* **Task goal**
Copy every line of the records below verbatim, without the picture placeholders.

* **Dataset records**
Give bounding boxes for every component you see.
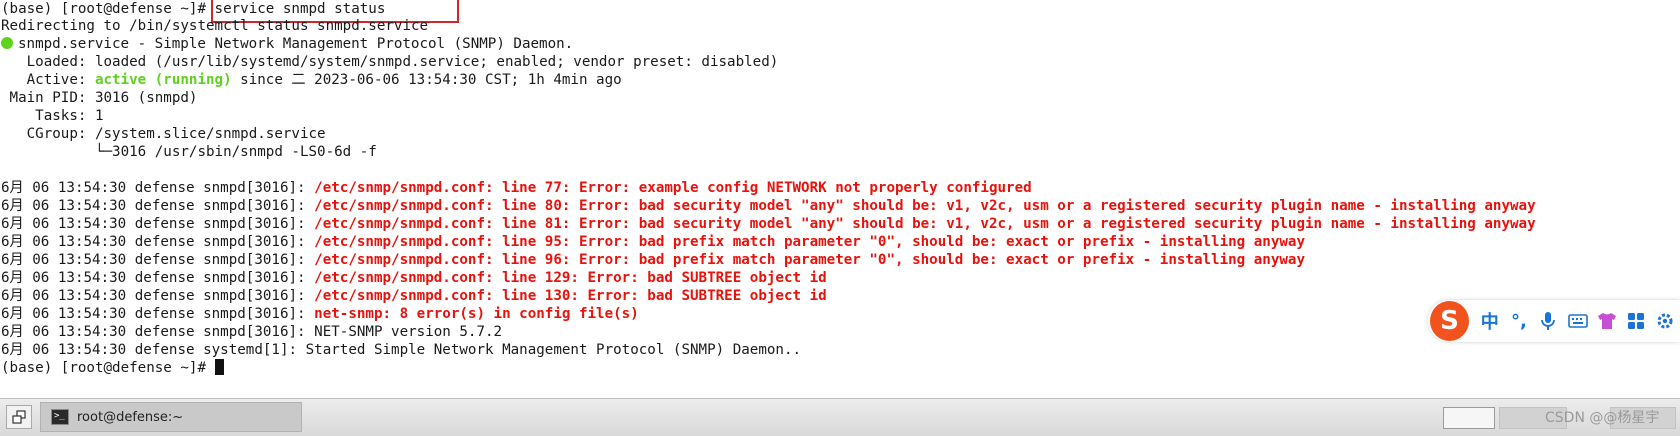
log-line: 6月 06 13:54:30 defense snmpd[3016]: /etc…	[1, 216, 1536, 232]
show-desktop-button[interactable]	[6, 405, 32, 429]
active-state: active (running)	[94, 72, 232, 88]
settings-icon[interactable]	[1651, 306, 1680, 336]
log-line: 6月 06 13:54:30 defense snmpd[3016]: net-…	[1, 306, 639, 322]
taskbar: >_ root@defense:~ CSDN @@杨星宇	[0, 398, 1680, 436]
log-line: 6月 06 13:54:30 defense snmpd[3016]: /etc…	[1, 252, 1305, 268]
windows-stack-icon	[12, 410, 26, 424]
apps-grid-icon[interactable]	[1621, 306, 1650, 336]
service-title-line: snmpd.service - Simple Network Managemen…	[1, 35, 573, 53]
skin-shirt-icon[interactable]	[1592, 306, 1621, 336]
ime-toolbar[interactable]: S 中 °,	[1428, 300, 1680, 342]
terminal-window[interactable]: (base) [root@defense ~]# service snmpd s…	[0, 0, 1680, 398]
text-cursor	[214, 359, 224, 375]
chinese-mode-toggle[interactable]: 中	[1475, 306, 1504, 336]
log-line: 6月 06 13:54:30 defense snmpd[3016]: /etc…	[1, 198, 1536, 214]
log-line: 6月 06 13:54:30 defense snmpd[3016]: /etc…	[1, 234, 1305, 250]
prompt: (base) [root@defense ~]#	[1, 1, 215, 17]
terminal-icon: >_	[51, 409, 69, 425]
sogou-logo-icon[interactable]: S	[1430, 301, 1470, 341]
command-text: service snmpd status	[214, 1, 386, 17]
loaded-line: Loaded: loaded (/usr/lib/systemd/system/…	[1, 54, 779, 70]
main-pid-line: Main PID: 3016 (snmpd)	[1, 90, 198, 106]
punctuation-toggle[interactable]: °,	[1504, 306, 1533, 336]
redirect-line: Redirecting to /bin/systemctl status snm…	[1, 18, 429, 34]
cgroup-child-line: └─3016 /usr/sbin/snmpd -LS0-6d -f	[1, 144, 377, 160]
taskbar-window-label: root@defense:~	[77, 409, 184, 425]
status-dot-icon	[1, 37, 13, 49]
log-line: 6月 06 13:54:30 defense snmpd[3016]: NET-…	[1, 324, 503, 340]
cgroup-line: CGroup: /system.slice/snmpd.service	[1, 126, 326, 142]
log-line: 6月 06 13:54:30 defense snmpd[3016]: /etc…	[1, 180, 1032, 196]
csdn-watermark: CSDN @@杨星宇	[1545, 410, 1660, 426]
final-prompt-line[interactable]: (base) [root@defense ~]#	[1, 359, 224, 377]
microphone-icon[interactable]	[1534, 306, 1563, 336]
workspace-1[interactable]	[1443, 407, 1495, 429]
log-line: 6月 06 13:54:30 defense snmpd[3016]: /etc…	[1, 270, 827, 286]
keyboard-icon[interactable]	[1563, 306, 1592, 336]
tasks-line: Tasks: 1	[1, 108, 104, 124]
command-line: (base) [root@defense ~]# service snmpd s…	[1, 0, 385, 18]
active-line: Active: active (running) since 二 2023-06…	[1, 72, 622, 88]
log-line: 6月 06 13:54:30 defense snmpd[3016]: /etc…	[1, 288, 827, 304]
taskbar-terminal-button[interactable]: >_ root@defense:~	[40, 402, 302, 432]
log-line: 6月 06 13:54:30 defense systemd[1]: Start…	[1, 342, 802, 358]
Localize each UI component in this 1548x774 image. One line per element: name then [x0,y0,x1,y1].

* **Reply**
Give bounding boxes for every component you see.
log-line: 6月 06 13:54:30 defense snmpd[3016]: /etc…	[1, 216, 1536, 232]
show-desktop-button[interactable]	[6, 405, 32, 429]
active-state: active (running)	[94, 72, 232, 88]
settings-icon[interactable]	[1651, 306, 1680, 336]
log-line: 6月 06 13:54:30 defense snmpd[3016]: net-…	[1, 306, 639, 322]
taskbar: >_ root@defense:~ CSDN @@杨星宇	[0, 398, 1680, 436]
log-line: 6月 06 13:54:30 defense snmpd[3016]: /etc…	[1, 252, 1305, 268]
windows-stack-icon	[12, 410, 26, 424]
apps-grid-icon[interactable]	[1621, 306, 1650, 336]
service-title-line: snmpd.service - Simple Network Managemen…	[1, 35, 573, 53]
skin-shirt-icon[interactable]	[1592, 306, 1621, 336]
ime-toolbar[interactable]: S 中 °,	[1428, 300, 1680, 342]
terminal-window[interactable]: (base) [root@defense ~]# service snmpd s…	[0, 0, 1680, 398]
text-cursor	[214, 359, 224, 375]
chinese-mode-toggle[interactable]: 中	[1475, 306, 1504, 336]
log-line: 6月 06 13:54:30 defense snmpd[3016]: /etc…	[1, 198, 1536, 214]
log-line: 6月 06 13:54:30 defense snmpd[3016]: /etc…	[1, 234, 1305, 250]
prompt: (base) [root@defense ~]#	[1, 1, 215, 17]
terminal-icon: >_	[51, 409, 69, 425]
sogou-logo-icon[interactable]: S	[1430, 301, 1470, 341]
command-text: service snmpd status	[214, 1, 386, 17]
loaded-line: Loaded: loaded (/usr/lib/systemd/system/…	[1, 54, 779, 70]
main-pid-line: Main PID: 3016 (snmpd)	[1, 90, 198, 106]
punctuation-toggle[interactable]: °,	[1504, 306, 1533, 336]
redirect-line: Redirecting to /bin/systemctl status snm…	[1, 18, 429, 34]
cgroup-child-line: └─3016 /usr/sbin/snmpd -LS0-6d -f	[1, 144, 377, 160]
taskbar-window-label: root@defense:~	[77, 409, 184, 425]
status-dot-icon	[1, 37, 13, 49]
log-line: 6月 06 13:54:30 defense snmpd[3016]: NET-…	[1, 324, 503, 340]
cgroup-line: CGroup: /system.slice/snmpd.service	[1, 126, 326, 142]
log-line: 6月 06 13:54:30 defense snmpd[3016]: /etc…	[1, 180, 1032, 196]
csdn-watermark: CSDN @@杨星宇	[1545, 410, 1660, 426]
final-prompt-line[interactable]: (base) [root@defense ~]#	[1, 359, 224, 377]
microphone-icon[interactable]	[1534, 306, 1563, 336]
workspace-1[interactable]	[1443, 407, 1495, 429]
log-line: 6月 06 13:54:30 defense snmpd[3016]: /etc…	[1, 270, 827, 286]
keyboard-icon[interactable]	[1563, 306, 1592, 336]
tasks-line: Tasks: 1	[1, 108, 104, 124]
command-line: (base) [root@defense ~]# service snmpd s…	[1, 0, 385, 18]
active-line: Active: active (running) since 二 2023-06…	[1, 72, 622, 88]
log-line: 6月 06 13:54:30 defense snmpd[3016]: /etc…	[1, 288, 827, 304]
taskbar-terminal-button[interactable]: >_ root@defense:~	[40, 402, 302, 432]
log-line: 6月 06 13:54:30 defense systemd[1]: Start…	[1, 342, 802, 358]
Localize each UI component in this 1548x774 image. One line per element: name then [x0,y0,x1,y1].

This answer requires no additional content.